**Supplied material**
━━━━━━━━━━━━━━━━━━━━
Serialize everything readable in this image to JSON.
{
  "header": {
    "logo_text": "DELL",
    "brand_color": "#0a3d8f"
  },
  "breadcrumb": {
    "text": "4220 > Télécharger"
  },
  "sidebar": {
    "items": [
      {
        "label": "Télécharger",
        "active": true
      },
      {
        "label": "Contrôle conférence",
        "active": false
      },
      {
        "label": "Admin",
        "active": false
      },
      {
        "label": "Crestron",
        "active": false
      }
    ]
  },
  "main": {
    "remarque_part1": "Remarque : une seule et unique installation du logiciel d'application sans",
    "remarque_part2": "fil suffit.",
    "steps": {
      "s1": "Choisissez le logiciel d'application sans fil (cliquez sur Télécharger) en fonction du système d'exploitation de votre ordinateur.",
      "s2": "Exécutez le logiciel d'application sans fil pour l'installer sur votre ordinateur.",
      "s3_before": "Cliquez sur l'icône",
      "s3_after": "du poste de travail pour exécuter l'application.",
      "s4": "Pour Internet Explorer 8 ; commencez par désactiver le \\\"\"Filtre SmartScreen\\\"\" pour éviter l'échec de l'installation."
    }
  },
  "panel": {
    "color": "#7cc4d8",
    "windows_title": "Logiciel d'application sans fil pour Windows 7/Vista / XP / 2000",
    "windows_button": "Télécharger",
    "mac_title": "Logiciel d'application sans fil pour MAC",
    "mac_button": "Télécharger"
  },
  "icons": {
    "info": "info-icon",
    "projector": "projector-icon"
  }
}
━━━━━━━━━━━━━━━━━━━━
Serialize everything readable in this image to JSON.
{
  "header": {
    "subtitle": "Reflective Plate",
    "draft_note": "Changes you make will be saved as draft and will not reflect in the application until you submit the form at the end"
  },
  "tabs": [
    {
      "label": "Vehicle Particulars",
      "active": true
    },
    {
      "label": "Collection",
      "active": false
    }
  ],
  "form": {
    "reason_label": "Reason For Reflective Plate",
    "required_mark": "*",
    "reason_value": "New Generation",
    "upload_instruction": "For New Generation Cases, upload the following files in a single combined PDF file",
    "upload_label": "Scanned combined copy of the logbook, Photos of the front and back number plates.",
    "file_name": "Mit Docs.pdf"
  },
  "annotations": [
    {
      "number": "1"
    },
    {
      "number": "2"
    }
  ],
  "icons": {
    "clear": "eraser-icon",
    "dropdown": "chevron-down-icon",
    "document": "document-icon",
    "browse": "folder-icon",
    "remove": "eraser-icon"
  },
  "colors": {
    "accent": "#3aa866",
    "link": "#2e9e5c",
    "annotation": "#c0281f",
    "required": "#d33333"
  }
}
━━━━━━━━━━━━━━━━━━━━
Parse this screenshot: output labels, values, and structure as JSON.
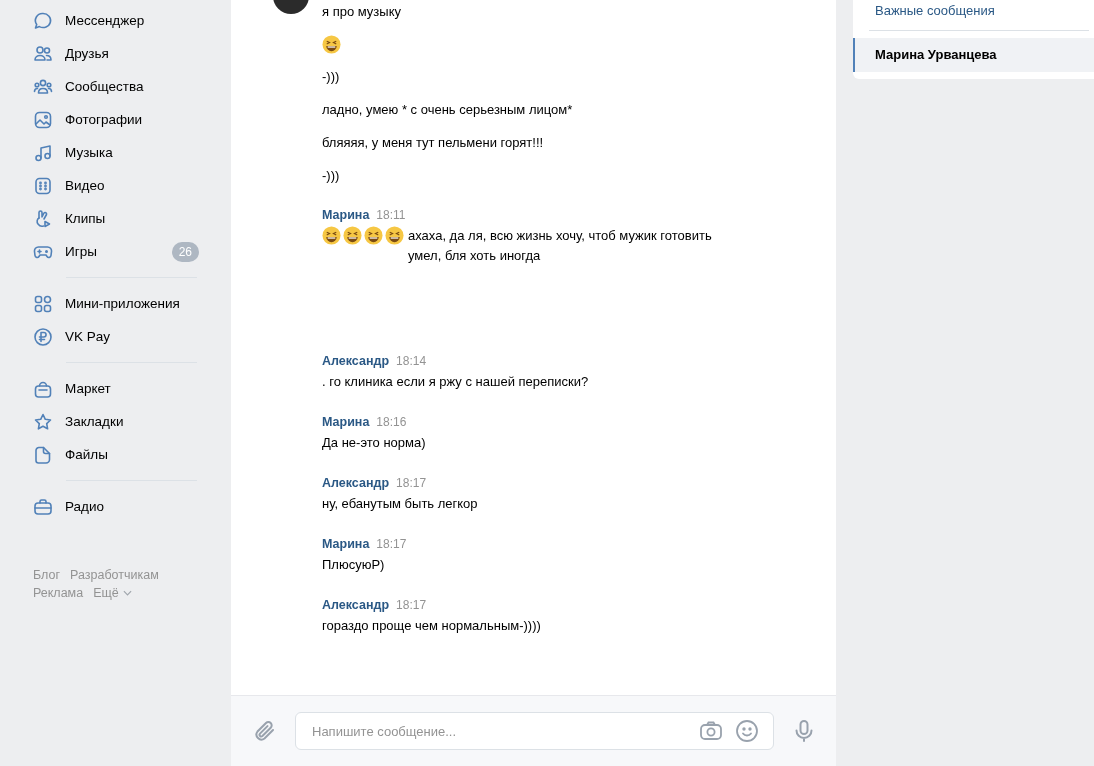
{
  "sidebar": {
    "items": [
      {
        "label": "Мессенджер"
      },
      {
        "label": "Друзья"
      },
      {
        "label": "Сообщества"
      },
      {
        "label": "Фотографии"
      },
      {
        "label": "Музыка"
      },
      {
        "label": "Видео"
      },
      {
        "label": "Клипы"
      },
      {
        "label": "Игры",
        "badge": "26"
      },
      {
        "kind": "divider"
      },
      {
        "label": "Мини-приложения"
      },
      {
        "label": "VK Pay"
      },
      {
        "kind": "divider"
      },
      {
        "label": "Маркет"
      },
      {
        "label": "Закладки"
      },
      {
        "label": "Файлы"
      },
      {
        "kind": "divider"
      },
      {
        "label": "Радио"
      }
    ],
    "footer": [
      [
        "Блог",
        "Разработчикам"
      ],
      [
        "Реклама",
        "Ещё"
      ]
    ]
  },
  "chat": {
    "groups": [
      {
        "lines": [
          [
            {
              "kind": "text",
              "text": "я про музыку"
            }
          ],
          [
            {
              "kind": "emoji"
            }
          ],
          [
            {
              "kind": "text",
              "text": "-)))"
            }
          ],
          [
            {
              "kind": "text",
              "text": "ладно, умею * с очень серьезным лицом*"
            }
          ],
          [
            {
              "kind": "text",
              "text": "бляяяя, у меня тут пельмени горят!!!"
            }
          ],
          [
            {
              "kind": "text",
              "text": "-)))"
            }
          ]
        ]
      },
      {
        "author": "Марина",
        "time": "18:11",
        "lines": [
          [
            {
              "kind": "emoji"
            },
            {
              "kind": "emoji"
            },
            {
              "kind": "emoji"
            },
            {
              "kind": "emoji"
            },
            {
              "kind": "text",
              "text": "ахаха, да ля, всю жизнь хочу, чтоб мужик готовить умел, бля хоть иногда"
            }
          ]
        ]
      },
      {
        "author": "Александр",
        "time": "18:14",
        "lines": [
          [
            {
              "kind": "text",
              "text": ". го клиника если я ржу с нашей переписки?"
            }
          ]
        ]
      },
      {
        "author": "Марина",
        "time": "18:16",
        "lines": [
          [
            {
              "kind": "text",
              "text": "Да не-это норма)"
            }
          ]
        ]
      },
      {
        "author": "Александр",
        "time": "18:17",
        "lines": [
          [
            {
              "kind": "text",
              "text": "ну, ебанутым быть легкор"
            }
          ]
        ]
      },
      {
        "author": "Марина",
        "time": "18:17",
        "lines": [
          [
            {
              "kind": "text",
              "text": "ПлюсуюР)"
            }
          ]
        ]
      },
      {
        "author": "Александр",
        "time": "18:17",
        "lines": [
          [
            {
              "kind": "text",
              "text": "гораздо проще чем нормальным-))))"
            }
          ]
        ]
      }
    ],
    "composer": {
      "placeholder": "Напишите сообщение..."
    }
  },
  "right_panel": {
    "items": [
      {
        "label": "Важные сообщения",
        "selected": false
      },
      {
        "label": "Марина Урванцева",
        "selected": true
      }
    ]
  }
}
━━━━━━━━━━━━━━━━━━━━
**Your objective**
Go through the records and gather the lines that hold "Generation".

**Result**
    "reason_value": "New Generation",
    "upload_instruction": "For New Generation Cases, upload the following files in a single combined PDF file",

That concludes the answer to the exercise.